The problem - All lines below must be repeated exactly, with the pictures omitted.
########
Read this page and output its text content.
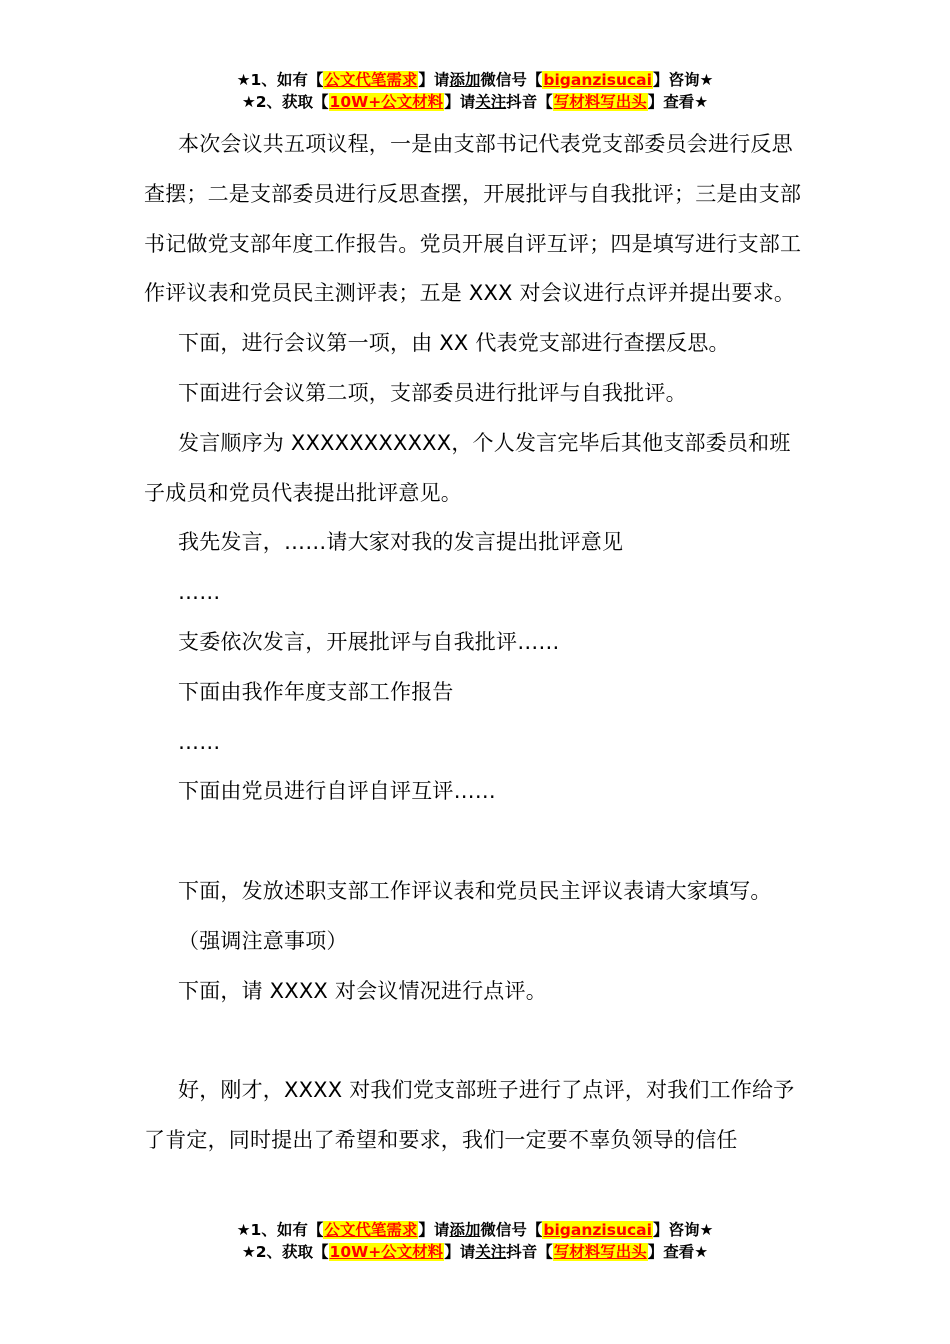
★1、如有【公文代笔需求】请添加微信号【biganzisucai】咨询★
★2、获取【10W+公文材料】请关注抖音【写材料写出头】查看★

本次会议共五项议程，一是由支部书记代表党支部委员会进行反思查摆；二是支部委员进行反思查摆，开展批评与自我批评；三是由支部书记做党支部年度工作报告。党员开展自评互评；四是填写进行支部工作评议表和党员民主测评表；五是 XXX 对会议进行点评并提出要求。

下面，进行会议第一项，由 XX 代表党支部进行查摆反思。

下面进行会议第二项，支部委员进行批评与自我批评。

发言顺序为 XXXXXXXXXXX，个人发言完毕后其他支部委员和班子成员和党员代表提出批评意见。

我先发言，……请大家对我的发言提出批评意见

……

支委依次发言，开展批评与自我批评……

下面由我作年度支部工作报告

……

下面由党员进行自评自评互评……

下面，发放述职支部工作评议表和党员民主评议表请大家填写。

（强调注意事项）

下面，请 XXXX 对会议情况进行点评。

好，刚才，XXXX 对我们党支部班子进行了点评，对我们工作给予了肯定，同时提出了希望和要求，我们一定要不辜负领导的信任

★1、如有【公文代笔需求】请添加微信号【biganzisucai】咨询★
★2、获取【10W+公文材料】请关注抖音【写材料写出头】查看★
########
Answer for the task -
Read this page and output its text content.
★1、如有【公文代笔需求】请添加微信号【biganzisucai】咨询★
★2、获取【10W+公文材料】请关注抖音【写材料写出头】查看★

本次会议共五项议程，一是由支部书记代表党支部委员会进行反思查摆；二是支部委员进行反思查摆，开展批评与自我批评；三是由支部书记做党支部年度工作报告。党员开展自评互评；四是填写进行支部工作评议表和党员民主测评表；五是 XXX 对会议进行点评并提出要求。

下面，进行会议第一项，由 XX 代表党支部进行查摆反思。

下面进行会议第二项，支部委员进行批评与自我批评。

发言顺序为 XXXXXXXXXXX，个人发言完毕后其他支部委员和班子成员和党员代表提出批评意见。

我先发言，……请大家对我的发言提出批评意见

……

支委依次发言，开展批评与自我批评……

下面由我作年度支部工作报告

……

下面由党员进行自评自评互评……

下面，发放述职支部工作评议表和党员民主评议表请大家填写。

（强调注意事项）

下面，请 XXXX 对会议情况进行点评。

好，刚才，XXXX 对我们党支部班子进行了点评，对我们工作给予了肯定，同时提出了希望和要求，我们一定要不辜负领导的信任

★1、如有【公文代笔需求】请添加微信号【biganzisucai】咨询★
★2、获取【10W+公文材料】请关注抖音【写材料写出头】查看★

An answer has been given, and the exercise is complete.